→ Your goal: Pull out every line with the word "planen" from the entries below.

→ Listed entries:
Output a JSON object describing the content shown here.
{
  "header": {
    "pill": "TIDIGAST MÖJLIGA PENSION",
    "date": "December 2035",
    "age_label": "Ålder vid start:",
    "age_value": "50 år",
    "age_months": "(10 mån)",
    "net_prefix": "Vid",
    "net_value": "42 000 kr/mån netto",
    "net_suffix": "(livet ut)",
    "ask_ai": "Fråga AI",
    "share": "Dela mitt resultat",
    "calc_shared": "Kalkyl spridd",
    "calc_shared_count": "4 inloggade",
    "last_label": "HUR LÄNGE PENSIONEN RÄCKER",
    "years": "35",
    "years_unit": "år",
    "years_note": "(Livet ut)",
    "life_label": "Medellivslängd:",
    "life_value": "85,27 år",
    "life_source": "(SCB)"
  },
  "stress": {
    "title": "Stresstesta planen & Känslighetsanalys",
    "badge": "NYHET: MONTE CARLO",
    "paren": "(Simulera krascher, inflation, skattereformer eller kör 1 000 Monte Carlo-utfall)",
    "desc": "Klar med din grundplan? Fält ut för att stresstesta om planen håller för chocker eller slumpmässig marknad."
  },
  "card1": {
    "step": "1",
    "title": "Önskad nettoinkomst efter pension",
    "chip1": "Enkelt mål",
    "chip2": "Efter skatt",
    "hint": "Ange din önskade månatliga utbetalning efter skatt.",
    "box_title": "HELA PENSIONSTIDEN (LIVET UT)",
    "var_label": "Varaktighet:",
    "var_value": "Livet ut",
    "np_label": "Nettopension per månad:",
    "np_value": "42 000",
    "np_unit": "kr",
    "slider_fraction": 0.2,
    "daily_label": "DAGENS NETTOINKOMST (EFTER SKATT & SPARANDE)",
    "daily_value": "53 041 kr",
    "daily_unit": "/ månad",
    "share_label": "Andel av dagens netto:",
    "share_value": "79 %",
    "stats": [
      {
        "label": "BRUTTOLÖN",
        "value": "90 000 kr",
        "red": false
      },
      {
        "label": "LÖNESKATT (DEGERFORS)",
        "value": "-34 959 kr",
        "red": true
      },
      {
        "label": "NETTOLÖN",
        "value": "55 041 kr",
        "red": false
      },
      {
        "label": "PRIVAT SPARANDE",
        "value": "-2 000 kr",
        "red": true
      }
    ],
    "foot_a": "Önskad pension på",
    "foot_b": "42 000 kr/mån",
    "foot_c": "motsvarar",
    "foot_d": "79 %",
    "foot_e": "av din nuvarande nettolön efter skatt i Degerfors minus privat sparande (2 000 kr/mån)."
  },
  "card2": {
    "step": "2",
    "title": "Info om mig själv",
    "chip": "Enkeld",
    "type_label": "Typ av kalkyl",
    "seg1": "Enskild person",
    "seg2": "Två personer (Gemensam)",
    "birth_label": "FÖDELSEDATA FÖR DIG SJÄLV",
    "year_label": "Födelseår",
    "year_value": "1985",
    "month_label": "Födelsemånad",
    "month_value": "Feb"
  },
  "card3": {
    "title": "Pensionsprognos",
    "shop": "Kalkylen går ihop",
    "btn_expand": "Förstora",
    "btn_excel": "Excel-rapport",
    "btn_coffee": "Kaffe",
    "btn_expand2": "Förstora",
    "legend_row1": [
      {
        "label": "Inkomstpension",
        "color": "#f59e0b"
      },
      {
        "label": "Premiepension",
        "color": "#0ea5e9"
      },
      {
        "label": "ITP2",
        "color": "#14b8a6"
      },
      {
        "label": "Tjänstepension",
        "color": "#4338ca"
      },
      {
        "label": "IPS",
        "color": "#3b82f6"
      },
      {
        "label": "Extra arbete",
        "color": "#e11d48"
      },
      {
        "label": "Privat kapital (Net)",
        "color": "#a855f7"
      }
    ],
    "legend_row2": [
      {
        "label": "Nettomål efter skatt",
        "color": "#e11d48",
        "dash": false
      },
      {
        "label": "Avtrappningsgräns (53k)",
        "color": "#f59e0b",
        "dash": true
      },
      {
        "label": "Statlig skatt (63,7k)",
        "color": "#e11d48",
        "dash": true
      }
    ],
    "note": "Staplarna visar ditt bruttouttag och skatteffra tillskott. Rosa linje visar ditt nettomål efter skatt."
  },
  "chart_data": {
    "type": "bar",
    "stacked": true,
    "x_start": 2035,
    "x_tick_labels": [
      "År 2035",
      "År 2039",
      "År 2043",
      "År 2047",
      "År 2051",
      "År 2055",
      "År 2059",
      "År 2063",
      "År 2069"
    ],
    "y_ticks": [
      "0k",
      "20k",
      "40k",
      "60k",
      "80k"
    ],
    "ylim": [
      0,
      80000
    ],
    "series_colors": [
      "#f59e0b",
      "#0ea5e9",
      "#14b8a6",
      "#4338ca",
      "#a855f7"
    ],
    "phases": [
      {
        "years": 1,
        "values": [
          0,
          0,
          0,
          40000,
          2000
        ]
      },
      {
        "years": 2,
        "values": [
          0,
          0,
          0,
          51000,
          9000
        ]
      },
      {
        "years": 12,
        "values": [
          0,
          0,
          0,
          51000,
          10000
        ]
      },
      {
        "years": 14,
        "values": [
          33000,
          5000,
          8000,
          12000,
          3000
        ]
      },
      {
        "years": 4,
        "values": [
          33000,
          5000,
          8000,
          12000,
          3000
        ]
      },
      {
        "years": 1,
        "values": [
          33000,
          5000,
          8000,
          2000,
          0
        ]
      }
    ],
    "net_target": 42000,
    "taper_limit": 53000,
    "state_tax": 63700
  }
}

→ Response:
    "title": "Stresstesta planen & Känslighetsanalys",
    "desc": "Klar med din grundplan? Fält ut för att stresstesta om planen håller för chocker eller slumpmässig marknad."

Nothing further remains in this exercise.